**Data provided:**

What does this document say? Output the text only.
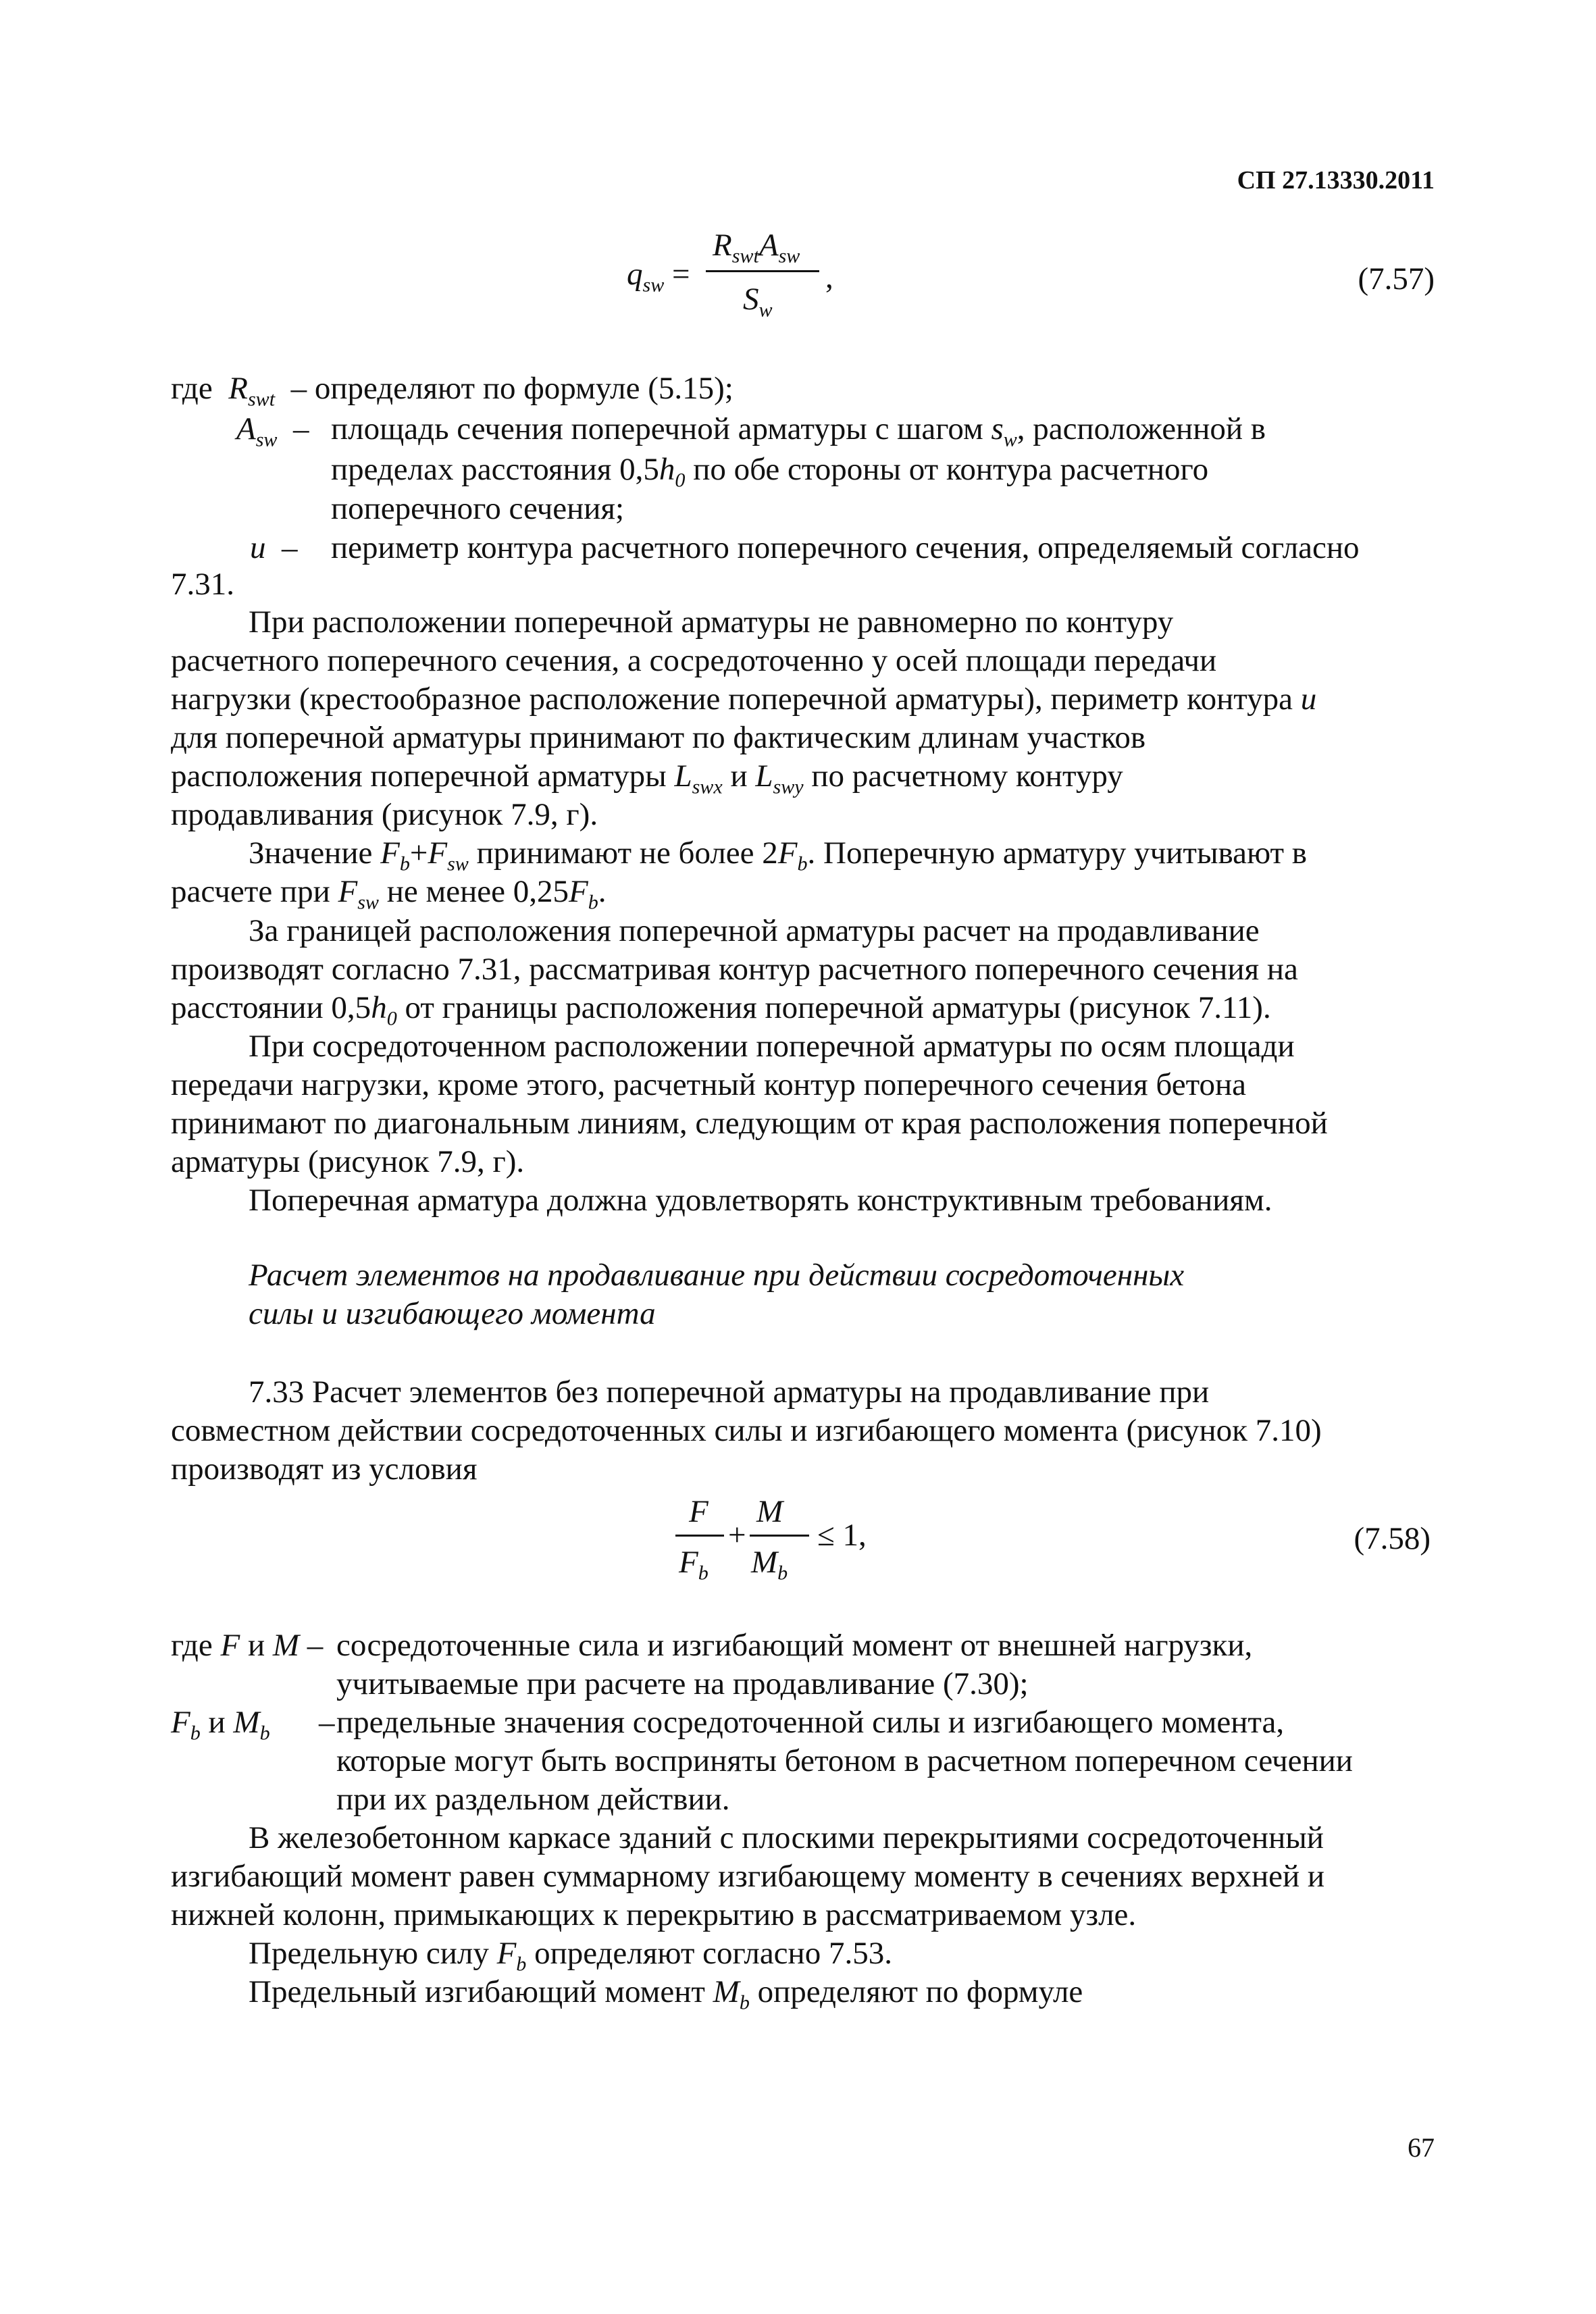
СП 27.13330.2011
$q_{sw}$ =
$R_{swt}A_{sw}$
$S_w$
,	(7.57)
где $R_{swt}$ – определяют по формуле (5.15);
$A_{sw}$ – площадь сечения поперечной арматуры с шагом $s_w$, расположенной в
пределах расстояния $0,5h_0$ по обе стороны от контура расчетного
поперечного сечения;
u – периметр контура расчетного поперечного сечения, определяемый согласно
7.31.
При расположении поперечной арматуры не равномерно по контуру
расчетного поперечного сечения, а сосредоточенно у осей площади передачи
нагрузки (крестообразное расположение поперечной арматуры), периметр контура u
для поперечной арматуры принимают по фактическим длинам участков
расположения поперечной арматуры $L_{swx}$ и $L_{swy}$ по расчетному контуру
продавливания (рисунок 7.9, г).
Значение $F_b+F_{sw}$ принимают не более $2F_b$. Поперечную арматуру учитывают в
расчете при $F_{sw}$ не менее $0,25F_b$.
За границей расположения поперечной арматуры расчет на продавливание
производят согласно 7.31, рассматривая контур расчетного поперечного сечения на
расстоянии $0,5h_0$ от границы расположения поперечной арматуры (рисунок 7.11).
При сосредоточенном расположении поперечной арматуры по осям площади
передачи нагрузки, кроме этого, расчетный контур поперечного сечения бетона
принимают по диагональным линиям, следующим от края расположения поперечной
арматуры (рисунок 7.9, г).
Поперечная арматура должна удовлетворять конструктивным требованиям.
Расчет элементов на продавливание при действии сосредоточенных
силы и изгибающего момента
7.33 Расчет элементов без поперечной арматуры на продавливание при
совместном действии сосредоточенных силы и изгибающего момента (рисунок 7.10)
производят из условия
F
$F_b$
+
M
$M_b$
≤ 1,	(7.58)
где F и M – сосредоточенные сила и изгибающий момент от внешней нагрузки,
учитываемые при расчете на продавливание (7.30);
$F_b$ и $M_b$ – предельные значения сосредоточенной силы и изгибающего момента,
которые могут быть восприняты бетоном в расчетном поперечном сечении
при их раздельном действии.
В железобетонном каркасе зданий с плоскими перекрытиями сосредоточенный
изгибающий момент равен суммарному изгибающему моменту в сечениях верхней и
нижней колонн, примыкающих к перекрытию в рассматриваемом узле.
Предельную силу $F_b$ определяют согласно 7.53.
Предельный изгибающий момент $M_b$ определяют по формуле
67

**Description of the task:** Read through the entries and copy each line in which "принимают" appears.

**Right answer:**
для поперечной арматуры принимают по фактическим длинам участков
Значение $F_b+F_{sw}$ принимают не более $2F_b$. Поперечную арматуру учитывают в
принимают по диагональным линиям, следующим от края расположения поперечной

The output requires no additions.